Required task
Pull out every line in the data that has the string "colors" in it.

⟨

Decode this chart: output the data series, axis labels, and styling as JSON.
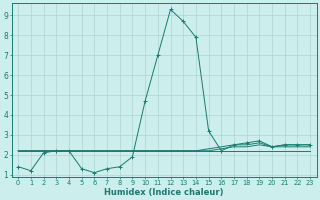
{
  "xlabel": "Humidex (Indice chaleur)",
  "x_values": [
    0,
    1,
    2,
    3,
    4,
    5,
    6,
    7,
    8,
    9,
    10,
    11,
    12,
    13,
    14,
    15,
    16,
    17,
    18,
    19,
    20,
    21,
    22,
    23
  ],
  "line1": [
    1.4,
    1.2,
    2.1,
    2.2,
    2.2,
    1.3,
    1.1,
    1.3,
    1.4,
    1.9,
    4.7,
    7.0,
    9.3,
    8.7,
    7.9,
    3.2,
    2.2,
    2.5,
    2.6,
    2.7,
    2.4,
    2.5,
    2.5,
    2.5
  ],
  "line2": [
    2.2,
    2.2,
    2.2,
    2.2,
    2.2,
    2.2,
    2.2,
    2.2,
    2.2,
    2.2,
    2.2,
    2.2,
    2.2,
    2.2,
    2.2,
    2.2,
    2.2,
    2.2,
    2.2,
    2.2,
    2.2,
    2.2,
    2.2,
    2.2
  ],
  "line3": [
    2.2,
    2.2,
    2.2,
    2.2,
    2.2,
    2.2,
    2.2,
    2.2,
    2.2,
    2.2,
    2.2,
    2.2,
    2.2,
    2.2,
    2.2,
    2.2,
    2.3,
    2.4,
    2.4,
    2.5,
    2.4,
    2.4,
    2.4,
    2.4
  ],
  "line4": [
    2.2,
    2.2,
    2.2,
    2.2,
    2.2,
    2.2,
    2.2,
    2.2,
    2.2,
    2.2,
    2.2,
    2.2,
    2.2,
    2.2,
    2.2,
    2.3,
    2.4,
    2.5,
    2.5,
    2.6,
    2.4,
    2.5,
    2.5,
    2.5
  ],
  "line_color": "#1a7a6e",
  "bg_color": "#cceeed",
  "grid_color": "#aed4d2",
  "ylim": [
    0.9,
    9.6
  ],
  "yticks": [
    1,
    2,
    3,
    4,
    5,
    6,
    7,
    8,
    9
  ],
  "xlim": [
    -0.5,
    23.5
  ],
  "xtick_fontsize": 4.8,
  "ytick_fontsize": 5.5,
  "xlabel_fontsize": 6.0
}
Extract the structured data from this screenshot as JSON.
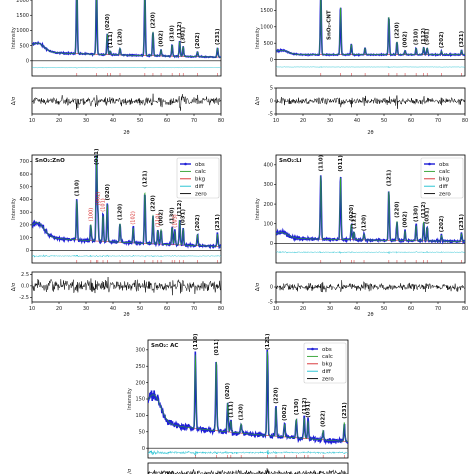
{
  "chart_data": [
    {
      "type": "line",
      "panel_label": "",
      "xlabel": "2θ",
      "ylabel": "Intensity",
      "diff_ylabel": "Δ/σ",
      "xlim": [
        10,
        80
      ],
      "ylim": [
        -500,
        2200
      ],
      "diff_ylim": [
        -4,
        4
      ],
      "xticks": [
        "10",
        "20",
        "30",
        "40",
        "50",
        "60",
        "70",
        "80"
      ],
      "yticks": [
        "0",
        "500",
        "1000",
        "1500",
        "2000"
      ],
      "diff_yticks": [],
      "background": {
        "start": 320,
        "end": 120
      },
      "peaks": [
        {
          "x": 26.6,
          "y": 2400,
          "label": ""
        },
        {
          "x": 33.9,
          "y": 2350,
          "label": ""
        },
        {
          "x": 37.9,
          "y": 700,
          "label": "(020)"
        },
        {
          "x": 39.0,
          "y": 120,
          "label": "(111)"
        },
        {
          "x": 42.6,
          "y": 220,
          "label": "(120)"
        },
        {
          "x": 51.8,
          "y": 2100,
          "label": ""
        },
        {
          "x": 54.8,
          "y": 800,
          "label": "(220)"
        },
        {
          "x": 57.8,
          "y": 200,
          "label": "(002)"
        },
        {
          "x": 61.9,
          "y": 380,
          "label": "(310)"
        },
        {
          "x": 64.7,
          "y": 500,
          "label": "(112)"
        },
        {
          "x": 66.0,
          "y": 330,
          "label": "(301)"
        },
        {
          "x": 71.3,
          "y": 160,
          "label": "(202)"
        },
        {
          "x": 78.7,
          "y": 300,
          "label": "(231)"
        }
      ]
    },
    {
      "type": "line",
      "panel_label": "",
      "xlabel": "2θ",
      "ylabel": "Intensity",
      "diff_ylabel": "Δ/σ",
      "xlim": [
        10,
        80
      ],
      "ylim": [
        -500,
        2000
      ],
      "diff_ylim": [
        -5,
        5
      ],
      "xticks": [
        "10",
        "20",
        "30",
        "40",
        "50",
        "60",
        "70",
        "80"
      ],
      "yticks": [
        "0",
        "500",
        "1000",
        "1500"
      ],
      "diff_yticks": [
        "-5",
        "0",
        "5"
      ],
      "annotation": "SnO₂-CNT",
      "background": {
        "start": 150,
        "end": 150
      },
      "peaks": [
        {
          "x": 26.6,
          "y": 1900,
          "label": ""
        },
        {
          "x": 33.9,
          "y": 1500,
          "label": ""
        },
        {
          "x": 37.9,
          "y": 320,
          "label": ""
        },
        {
          "x": 43.0,
          "y": 200,
          "label": ""
        },
        {
          "x": 51.8,
          "y": 1200,
          "label": ""
        },
        {
          "x": 54.8,
          "y": 400,
          "label": "(220)"
        },
        {
          "x": 57.8,
          "y": 120,
          "label": "(002)"
        },
        {
          "x": 61.9,
          "y": 200,
          "label": "(310)"
        },
        {
          "x": 64.7,
          "y": 220,
          "label": "(112)"
        },
        {
          "x": 66.0,
          "y": 200,
          "label": "(301)"
        },
        {
          "x": 71.3,
          "y": 110,
          "label": "(202)"
        },
        {
          "x": 78.7,
          "y": 130,
          "label": "(321)"
        }
      ]
    },
    {
      "type": "line",
      "panel_label": "SnO₂:ZnO",
      "xlabel": "2θ",
      "ylabel": "Intensity",
      "diff_ylabel": "Δ/σ",
      "xlim": [
        10,
        80
      ],
      "ylim": [
        -100,
        750
      ],
      "diff_ylim": [
        -3.5,
        3
      ],
      "xticks": [
        "10",
        "20",
        "30",
        "40",
        "50",
        "60",
        "70",
        "80"
      ],
      "yticks": [
        "0",
        "100",
        "200",
        "300",
        "400",
        "500",
        "600",
        "700"
      ],
      "diff_yticks": [
        "-2.5",
        "0.0",
        "2.5"
      ],
      "legend": [
        "obs",
        "calc",
        "bkg",
        "diff",
        "zero"
      ],
      "background": {
        "start": 120,
        "end": 30
      },
      "peaks": [
        {
          "x": 26.6,
          "y": 320,
          "label": "(110)"
        },
        {
          "x": 31.8,
          "y": 130,
          "label": "(100)",
          "red": true
        },
        {
          "x": 33.9,
          "y": 700,
          "label": "(011)"
        },
        {
          "x": 34.4,
          "y": 230,
          "label": "(002)",
          "red": true
        },
        {
          "x": 36.3,
          "y": 210,
          "label": "(101)",
          "red": true
        },
        {
          "x": 37.9,
          "y": 300,
          "label": "(020)"
        },
        {
          "x": 42.6,
          "y": 150,
          "label": "(120)"
        },
        {
          "x": 47.5,
          "y": 120,
          "label": "(102)",
          "red": true
        },
        {
          "x": 51.8,
          "y": 420,
          "label": "(121)"
        },
        {
          "x": 54.8,
          "y": 230,
          "label": "(220)"
        },
        {
          "x": 56.6,
          "y": 110,
          "label": "(110)",
          "red": true
        },
        {
          "x": 57.8,
          "y": 120,
          "label": "(002)"
        },
        {
          "x": 61.9,
          "y": 140,
          "label": "(130)"
        },
        {
          "x": 62.9,
          "y": 110,
          "label": "(103)",
          "red": true
        },
        {
          "x": 64.7,
          "y": 200,
          "label": "(112)"
        },
        {
          "x": 66.0,
          "y": 130,
          "label": "(031)"
        },
        {
          "x": 71.3,
          "y": 90,
          "label": "(202)"
        },
        {
          "x": 78.7,
          "y": 100,
          "label": "(231)"
        }
      ]
    },
    {
      "type": "line",
      "panel_label": "SnO₂:Li",
      "xlabel": "2θ",
      "ylabel": "Intensity",
      "diff_ylabel": "Δ/σ",
      "xlim": [
        10,
        80
      ],
      "ylim": [
        -100,
        450
      ],
      "diff_ylim": [
        -5,
        5
      ],
      "xticks": [
        "10",
        "20",
        "30",
        "40",
        "50",
        "60",
        "70",
        "80"
      ],
      "yticks": [
        "0",
        "100",
        "200",
        "300",
        "400"
      ],
      "diff_yticks": [
        "-5",
        "0"
      ],
      "legend": [
        "obs",
        "calc",
        "bkg",
        "diff",
        "zero"
      ],
      "background": {
        "start": 30,
        "end": 10
      },
      "peaks": [
        {
          "x": 26.6,
          "y": 330,
          "label": "(110)"
        },
        {
          "x": 33.9,
          "y": 330,
          "label": "(011)"
        },
        {
          "x": 37.9,
          "y": 80,
          "label": "(020)"
        },
        {
          "x": 38.9,
          "y": 40,
          "label": "(111)"
        },
        {
          "x": 42.6,
          "y": 30,
          "label": "(120)"
        },
        {
          "x": 51.8,
          "y": 260,
          "label": "(121)"
        },
        {
          "x": 54.8,
          "y": 100,
          "label": "(220)"
        },
        {
          "x": 57.8,
          "y": 50,
          "label": "(002)"
        },
        {
          "x": 61.9,
          "y": 80,
          "label": "(130)"
        },
        {
          "x": 64.7,
          "y": 100,
          "label": "(112)"
        },
        {
          "x": 66.0,
          "y": 70,
          "label": "(031)"
        },
        {
          "x": 71.3,
          "y": 30,
          "label": "(202)"
        },
        {
          "x": 78.7,
          "y": 40,
          "label": "(231)"
        }
      ]
    },
    {
      "type": "line",
      "panel_label": "SnO₂: AC",
      "xlabel": "2θ",
      "ylabel": "Intensity",
      "diff_ylabel": "Δ/σ",
      "xlim": [
        10,
        80
      ],
      "ylim": [
        -30,
        330
      ],
      "diff_ylim": [
        -4,
        4
      ],
      "xticks": [],
      "yticks": [
        "0",
        "50",
        "100",
        "150",
        "200",
        "250",
        "300"
      ],
      "diff_yticks": [
        "-2.5"
      ],
      "legend": [
        "obs",
        "calc",
        "bkg",
        "diff",
        "zero"
      ],
      "background": {
        "start": 90,
        "end": 20
      },
      "peaks": [
        {
          "x": 26.6,
          "y": 230,
          "label": "(110)"
        },
        {
          "x": 33.9,
          "y": 220,
          "label": "(011)"
        },
        {
          "x": 37.9,
          "y": 90,
          "label": "(020)"
        },
        {
          "x": 39.0,
          "y": 35,
          "label": "(111)"
        },
        {
          "x": 42.6,
          "y": 30,
          "label": "(120)"
        },
        {
          "x": 51.8,
          "y": 270,
          "label": "(121)"
        },
        {
          "x": 54.8,
          "y": 90,
          "label": "(220)"
        },
        {
          "x": 57.8,
          "y": 40,
          "label": "(002)"
        },
        {
          "x": 61.9,
          "y": 60,
          "label": "(130)"
        },
        {
          "x": 64.7,
          "y": 65,
          "label": "(112)"
        },
        {
          "x": 66.0,
          "y": 55,
          "label": "(031)"
        },
        {
          "x": 71.3,
          "y": 30,
          "label": "(022)"
        },
        {
          "x": 78.7,
          "y": 60,
          "label": "(231)"
        }
      ]
    }
  ],
  "colors": {
    "obs": "#1f1fd6",
    "calc": "#2ca02c",
    "bkg": "#d62728",
    "diff": "#17becf",
    "zero": "#000000",
    "residual": "#000000",
    "tick_marks": "#d62728"
  }
}
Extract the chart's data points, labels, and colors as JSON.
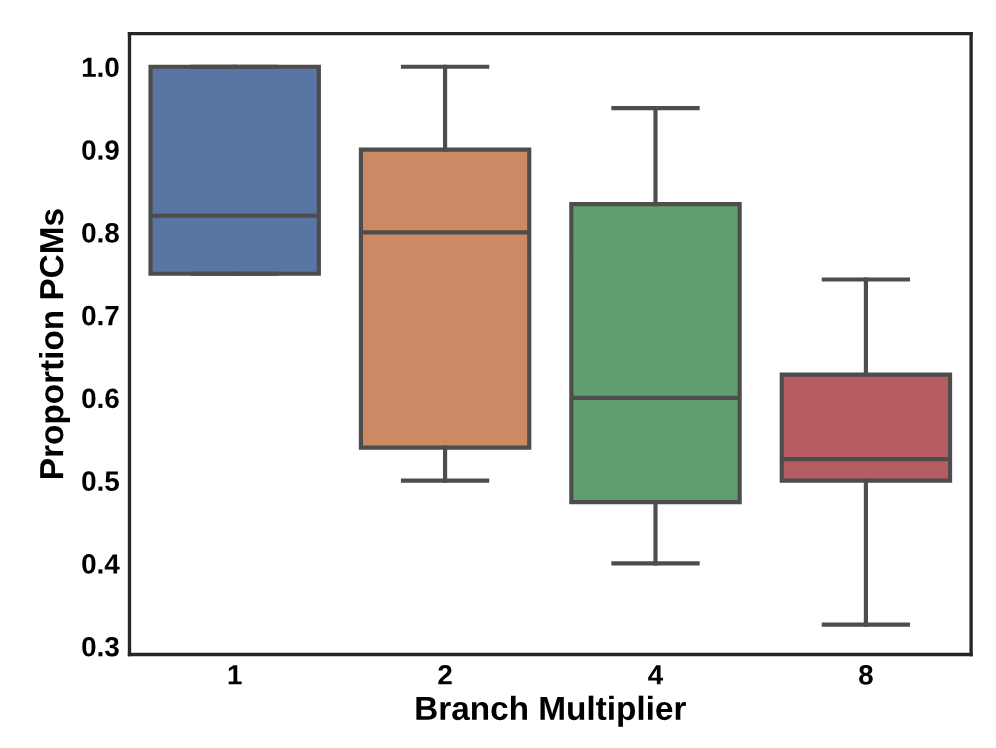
{
  "chart_data": {
    "type": "box",
    "xlabel": "Branch Multiplier",
    "ylabel": "Proportion PCMs",
    "categories": [
      "1",
      "2",
      "4",
      "8"
    ],
    "colors": [
      "#5975a4",
      "#cc8963",
      "#5f9e6e",
      "#b55d60"
    ],
    "boxes": [
      {
        "low": 0.75,
        "q1": 0.75,
        "median": 0.82,
        "q3": 1.0,
        "high": 1.0
      },
      {
        "low": 0.5,
        "q1": 0.54,
        "median": 0.8,
        "q3": 0.9,
        "high": 1.0
      },
      {
        "low": 0.4,
        "q1": 0.474,
        "median": 0.6,
        "q3": 0.834,
        "high": 0.95
      },
      {
        "low": 0.326,
        "q1": 0.5,
        "median": 0.526,
        "q3": 0.628,
        "high": 0.743
      }
    ],
    "ylim": [
      0.29,
      1.04
    ],
    "yticks": [
      0.3,
      0.4,
      0.5,
      0.6,
      0.7,
      0.8,
      0.9,
      {
        "value": 1.0,
        "label": "1.0"
      }
    ],
    "grid": false
  }
}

⟩

Right answer
  "colors": {
Extract the chart's data points, labels, and colors as JSON.
    "colors": [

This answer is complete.